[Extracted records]
⟨

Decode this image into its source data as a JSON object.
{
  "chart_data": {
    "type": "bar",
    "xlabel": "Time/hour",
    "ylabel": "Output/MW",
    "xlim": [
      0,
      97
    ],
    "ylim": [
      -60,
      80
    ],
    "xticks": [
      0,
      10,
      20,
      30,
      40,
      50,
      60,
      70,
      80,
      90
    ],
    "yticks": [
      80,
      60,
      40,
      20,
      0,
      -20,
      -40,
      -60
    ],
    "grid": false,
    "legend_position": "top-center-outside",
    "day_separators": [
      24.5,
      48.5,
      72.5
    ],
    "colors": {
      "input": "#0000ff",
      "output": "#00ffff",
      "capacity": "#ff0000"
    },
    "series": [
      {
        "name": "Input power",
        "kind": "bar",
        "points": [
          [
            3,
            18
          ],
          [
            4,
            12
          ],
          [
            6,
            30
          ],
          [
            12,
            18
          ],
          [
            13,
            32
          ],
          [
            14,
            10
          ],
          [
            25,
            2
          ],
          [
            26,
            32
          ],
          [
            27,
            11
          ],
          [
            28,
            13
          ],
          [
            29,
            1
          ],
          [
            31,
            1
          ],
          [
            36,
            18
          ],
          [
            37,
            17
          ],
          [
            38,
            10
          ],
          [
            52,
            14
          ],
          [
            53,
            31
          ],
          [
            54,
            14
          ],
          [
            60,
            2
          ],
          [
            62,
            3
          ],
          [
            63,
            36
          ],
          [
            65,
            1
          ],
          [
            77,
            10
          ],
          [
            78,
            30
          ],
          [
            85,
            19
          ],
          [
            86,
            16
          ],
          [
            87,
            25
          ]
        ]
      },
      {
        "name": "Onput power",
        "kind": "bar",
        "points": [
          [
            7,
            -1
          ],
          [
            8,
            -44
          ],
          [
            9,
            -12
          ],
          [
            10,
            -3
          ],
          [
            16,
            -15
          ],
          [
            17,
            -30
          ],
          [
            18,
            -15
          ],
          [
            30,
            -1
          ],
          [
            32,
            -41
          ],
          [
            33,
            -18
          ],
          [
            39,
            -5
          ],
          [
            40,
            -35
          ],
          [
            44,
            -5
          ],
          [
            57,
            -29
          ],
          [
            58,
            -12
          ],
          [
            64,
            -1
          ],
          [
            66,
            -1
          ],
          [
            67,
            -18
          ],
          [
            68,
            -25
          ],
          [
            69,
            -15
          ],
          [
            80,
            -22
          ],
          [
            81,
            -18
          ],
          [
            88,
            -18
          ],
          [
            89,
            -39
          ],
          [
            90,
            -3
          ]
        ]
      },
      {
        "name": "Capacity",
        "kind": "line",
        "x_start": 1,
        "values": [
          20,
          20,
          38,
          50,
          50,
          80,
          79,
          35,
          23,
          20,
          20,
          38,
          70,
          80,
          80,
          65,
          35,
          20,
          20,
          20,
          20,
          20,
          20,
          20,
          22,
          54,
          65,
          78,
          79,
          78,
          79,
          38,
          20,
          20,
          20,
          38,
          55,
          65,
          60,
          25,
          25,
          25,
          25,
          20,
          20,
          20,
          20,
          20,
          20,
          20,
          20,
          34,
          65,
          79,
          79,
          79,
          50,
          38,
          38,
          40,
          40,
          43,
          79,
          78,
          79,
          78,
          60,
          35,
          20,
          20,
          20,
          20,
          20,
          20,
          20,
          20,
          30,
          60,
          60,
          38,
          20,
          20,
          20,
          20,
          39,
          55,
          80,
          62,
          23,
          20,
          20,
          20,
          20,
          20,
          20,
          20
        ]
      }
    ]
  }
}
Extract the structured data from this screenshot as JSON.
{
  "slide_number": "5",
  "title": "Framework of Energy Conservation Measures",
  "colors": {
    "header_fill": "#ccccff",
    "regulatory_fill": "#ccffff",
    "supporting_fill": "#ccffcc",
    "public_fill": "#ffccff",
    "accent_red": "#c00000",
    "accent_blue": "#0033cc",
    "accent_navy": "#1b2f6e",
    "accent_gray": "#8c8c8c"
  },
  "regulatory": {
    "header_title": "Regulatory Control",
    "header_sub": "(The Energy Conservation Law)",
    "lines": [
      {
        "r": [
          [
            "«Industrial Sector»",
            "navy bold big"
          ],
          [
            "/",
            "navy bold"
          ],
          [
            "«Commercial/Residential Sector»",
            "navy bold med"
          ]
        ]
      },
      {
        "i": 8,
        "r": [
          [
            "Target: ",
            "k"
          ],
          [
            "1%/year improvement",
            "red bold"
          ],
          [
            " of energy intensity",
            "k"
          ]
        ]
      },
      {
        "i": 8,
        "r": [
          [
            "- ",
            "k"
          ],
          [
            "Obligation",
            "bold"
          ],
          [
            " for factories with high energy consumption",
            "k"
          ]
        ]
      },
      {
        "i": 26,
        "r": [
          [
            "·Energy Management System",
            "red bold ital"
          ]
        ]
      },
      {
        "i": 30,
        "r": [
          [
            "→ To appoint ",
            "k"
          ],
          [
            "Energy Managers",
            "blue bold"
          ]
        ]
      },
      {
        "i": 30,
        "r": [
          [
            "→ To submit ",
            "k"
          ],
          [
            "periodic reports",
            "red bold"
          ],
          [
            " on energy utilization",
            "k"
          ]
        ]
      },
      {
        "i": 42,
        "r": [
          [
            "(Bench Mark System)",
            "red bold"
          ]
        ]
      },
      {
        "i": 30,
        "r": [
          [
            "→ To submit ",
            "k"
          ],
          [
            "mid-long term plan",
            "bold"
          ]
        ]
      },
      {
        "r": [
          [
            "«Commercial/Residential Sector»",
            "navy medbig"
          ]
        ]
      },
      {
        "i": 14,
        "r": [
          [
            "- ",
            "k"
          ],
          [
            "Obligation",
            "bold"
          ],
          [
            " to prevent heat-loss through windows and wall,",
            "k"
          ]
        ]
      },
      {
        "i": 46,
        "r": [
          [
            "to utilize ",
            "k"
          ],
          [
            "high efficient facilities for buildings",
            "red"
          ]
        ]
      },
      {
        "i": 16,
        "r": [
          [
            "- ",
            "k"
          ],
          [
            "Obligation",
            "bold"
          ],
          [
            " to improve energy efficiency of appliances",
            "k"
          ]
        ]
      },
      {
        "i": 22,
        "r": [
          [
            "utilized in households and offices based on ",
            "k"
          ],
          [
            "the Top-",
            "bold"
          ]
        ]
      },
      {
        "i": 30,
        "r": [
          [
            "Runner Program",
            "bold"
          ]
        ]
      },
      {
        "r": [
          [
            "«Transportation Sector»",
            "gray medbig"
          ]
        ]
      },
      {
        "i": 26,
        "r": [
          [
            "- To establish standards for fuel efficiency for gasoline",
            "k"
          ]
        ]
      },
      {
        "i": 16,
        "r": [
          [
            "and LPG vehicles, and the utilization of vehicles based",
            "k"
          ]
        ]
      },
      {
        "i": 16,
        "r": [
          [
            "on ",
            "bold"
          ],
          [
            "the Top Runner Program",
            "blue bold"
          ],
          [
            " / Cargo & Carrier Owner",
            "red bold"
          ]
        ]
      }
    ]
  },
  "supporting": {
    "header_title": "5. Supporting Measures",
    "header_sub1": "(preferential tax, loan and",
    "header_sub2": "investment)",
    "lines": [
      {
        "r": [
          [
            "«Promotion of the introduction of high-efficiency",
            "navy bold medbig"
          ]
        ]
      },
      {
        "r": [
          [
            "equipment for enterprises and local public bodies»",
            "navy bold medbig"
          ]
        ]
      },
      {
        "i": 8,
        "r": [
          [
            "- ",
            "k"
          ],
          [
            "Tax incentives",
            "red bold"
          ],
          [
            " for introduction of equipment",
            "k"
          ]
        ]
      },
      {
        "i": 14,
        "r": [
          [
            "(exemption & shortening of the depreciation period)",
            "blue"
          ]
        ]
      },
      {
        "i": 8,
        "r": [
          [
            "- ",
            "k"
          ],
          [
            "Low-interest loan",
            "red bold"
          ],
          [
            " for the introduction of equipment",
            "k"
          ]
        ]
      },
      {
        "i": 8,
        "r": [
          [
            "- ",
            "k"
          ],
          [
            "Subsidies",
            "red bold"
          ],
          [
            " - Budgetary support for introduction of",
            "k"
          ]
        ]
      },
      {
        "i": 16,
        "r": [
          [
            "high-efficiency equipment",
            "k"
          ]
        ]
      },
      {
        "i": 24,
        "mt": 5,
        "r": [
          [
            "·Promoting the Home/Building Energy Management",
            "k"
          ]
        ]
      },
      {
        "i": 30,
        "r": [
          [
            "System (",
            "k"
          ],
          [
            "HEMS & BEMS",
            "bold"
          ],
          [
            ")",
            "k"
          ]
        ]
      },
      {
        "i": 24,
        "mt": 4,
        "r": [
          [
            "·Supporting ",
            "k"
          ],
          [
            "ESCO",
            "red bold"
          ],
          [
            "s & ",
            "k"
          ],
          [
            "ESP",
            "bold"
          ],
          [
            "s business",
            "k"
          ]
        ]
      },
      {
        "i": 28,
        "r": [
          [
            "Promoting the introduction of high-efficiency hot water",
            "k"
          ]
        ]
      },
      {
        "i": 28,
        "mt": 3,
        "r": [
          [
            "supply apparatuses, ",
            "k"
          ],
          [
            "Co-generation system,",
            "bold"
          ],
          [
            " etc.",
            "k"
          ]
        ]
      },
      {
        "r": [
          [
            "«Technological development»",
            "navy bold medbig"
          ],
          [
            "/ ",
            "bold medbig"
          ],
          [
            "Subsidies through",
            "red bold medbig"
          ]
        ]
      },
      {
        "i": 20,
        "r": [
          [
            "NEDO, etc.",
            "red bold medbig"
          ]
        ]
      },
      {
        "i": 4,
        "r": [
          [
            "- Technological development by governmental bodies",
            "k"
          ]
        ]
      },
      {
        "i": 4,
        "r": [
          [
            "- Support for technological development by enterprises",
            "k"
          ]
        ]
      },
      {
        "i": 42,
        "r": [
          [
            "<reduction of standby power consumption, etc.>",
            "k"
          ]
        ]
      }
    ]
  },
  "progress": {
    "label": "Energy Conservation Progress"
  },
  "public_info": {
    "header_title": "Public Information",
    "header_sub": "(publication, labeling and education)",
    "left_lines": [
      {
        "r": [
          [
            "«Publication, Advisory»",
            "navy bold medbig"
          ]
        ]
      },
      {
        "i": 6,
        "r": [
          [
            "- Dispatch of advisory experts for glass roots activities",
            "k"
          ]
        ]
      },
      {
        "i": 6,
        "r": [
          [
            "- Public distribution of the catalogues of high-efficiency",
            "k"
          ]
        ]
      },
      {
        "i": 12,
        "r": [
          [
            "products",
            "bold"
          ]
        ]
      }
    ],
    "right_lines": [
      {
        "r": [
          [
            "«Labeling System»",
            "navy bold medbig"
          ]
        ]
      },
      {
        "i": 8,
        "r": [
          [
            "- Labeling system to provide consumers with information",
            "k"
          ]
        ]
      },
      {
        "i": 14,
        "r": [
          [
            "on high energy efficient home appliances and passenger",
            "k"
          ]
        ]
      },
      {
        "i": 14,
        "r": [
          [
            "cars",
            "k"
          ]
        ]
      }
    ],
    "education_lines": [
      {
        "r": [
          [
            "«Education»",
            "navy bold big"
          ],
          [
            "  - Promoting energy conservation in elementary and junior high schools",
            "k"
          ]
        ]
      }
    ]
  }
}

⟩

GIVEN TASK —
From the entries above, return each line with the word "JSON" in it.

EXERCISE SOLUTION —
Decode this image into its source data as a JSON object.
Extract the structured data from this screenshot as JSON.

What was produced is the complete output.